Source extract ::

Descriptions, Reviews, Etc.
Publisher Description:
In Children and Other Wild Animals, bestselling novelist Brian Doyle (Mink River, The Plover) describes encounters with astounding beings of every sort and shape. These true tales of animals and human mammals (generally the smaller sizes, but here and there elders and jumbos) delightfully blur the line between the two.

In these short vignettes, Doyle explores the seethe of life on this startling planet, the astonishing variety of our riveting companions, and the joys available to us when we pause, see, savor, and celebrate the small things that are not small in the least.

Doyle's trademark quirky prose is at once lyrical, daring, and refreshing; his essays poignant but not pap, sharp but not sermons, and revelatory at every turn. Throughout there is humor and humility and a palpable sense of wonder, with passages of reflection so true and hard earned they make you stop and reread a line, a paragraph, a page.

Children & Other Wild Animals gathers previously unpublished work with selections that have appeared in Orion, The Sun, Utne Reader, High Country News, and The American Scholar, as well as Best American Essays ("The Greatest Nature Essay Ever") and Best American Nature and Science Writing ("Fishering"). "The Creature Beyond the Mountain," Doyle's paean to the mighty and mysterious sturgeon of the Pacific Northwest, won the John Burroughs Award for Outstanding Nature Essay. As he notes in that tribute to all things "sturgeonness"

Given task ::
Answer these questions from the publisher description:
1. Which two novels by Brian Doyle does it name?
2. Which essay won the John Burroughs Award for Outstanding Nature Essay?
3. Which essay appeared in Best American Nature and Science Writing?

Records shown ::

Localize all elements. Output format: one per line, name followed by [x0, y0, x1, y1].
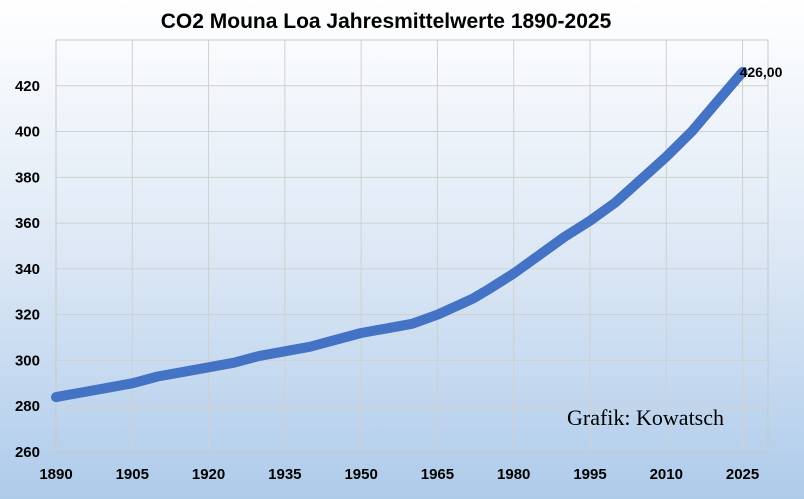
data-point [689, 129, 694, 134]
data-point [155, 374, 160, 379]
data-point [486, 287, 491, 292]
data-point [79, 390, 84, 395]
y-tick-label: 280 [15, 398, 40, 415]
chart-title: CO2 Mouna Loa Jahresmittelwerte 1890-202… [161, 10, 612, 33]
data-point [333, 337, 338, 342]
x-tick-label: 1995 [573, 466, 606, 483]
data-point [282, 349, 287, 354]
credit-label: Grafik: Kowatsch [567, 405, 724, 430]
data-point [410, 321, 414, 326]
data-point [588, 218, 592, 223]
x-tick-label: 2010 [650, 466, 683, 483]
x-tick-label: 1965 [421, 466, 454, 483]
x-tick-label: 1920 [192, 466, 225, 483]
x-tick-label: 2025 [726, 466, 759, 483]
y-tick-label: 420 [15, 78, 40, 95]
y-tick-label: 340 [15, 261, 40, 278]
y-tick-label: 320 [15, 307, 40, 324]
data-point [471, 296, 476, 301]
end-value-label: 426,00 [740, 64, 783, 80]
x-axis-ticks: 1890 1905 1920 1935 1950 1965 1980 1995 2010 2025 [39, 466, 759, 483]
data-point [562, 234, 567, 239]
y-tick-label: 380 [15, 169, 40, 186]
x-tick-label: 1905 [116, 466, 149, 483]
y-tick-label: 300 [15, 352, 40, 369]
data-point [638, 177, 643, 182]
data-point [613, 200, 618, 205]
data-point [664, 154, 669, 159]
x-tick-label: 1950 [344, 466, 377, 483]
x-tick-label: 1935 [268, 466, 301, 483]
y-tick-label: 400 [15, 124, 40, 141]
x-tick-label: 1980 [497, 466, 530, 483]
data-point [740, 70, 745, 75]
plot-area [55, 39, 769, 453]
data-point [104, 385, 109, 390]
data-point [359, 330, 364, 335]
x-tick-label: 1890 [39, 466, 72, 483]
data-point [257, 353, 262, 358]
y-axis-ticks: 260 280 300 320 340 360 380 400 420 [15, 78, 40, 461]
data-point [308, 344, 313, 349]
data-point [511, 271, 516, 276]
data-point [715, 99, 720, 104]
data-point [232, 360, 236, 365]
data-point [537, 253, 542, 258]
data-point [435, 312, 440, 317]
data-point [460, 301, 465, 306]
series-layer [51, 67, 748, 403]
data-point [206, 365, 211, 370]
gridlines [56, 40, 768, 452]
y-tick-label: 360 [15, 215, 40, 232]
data-point [54, 395, 58, 400]
data-point [130, 381, 135, 386]
y-tick-label: 260 [15, 444, 40, 461]
data-point [384, 326, 389, 331]
co2-series-line [51, 67, 748, 403]
data-point [181, 369, 186, 374]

Full output ::
1. Mink River and The Plover
2. "The Creature Beyond the Mountain"
3. "Fishering"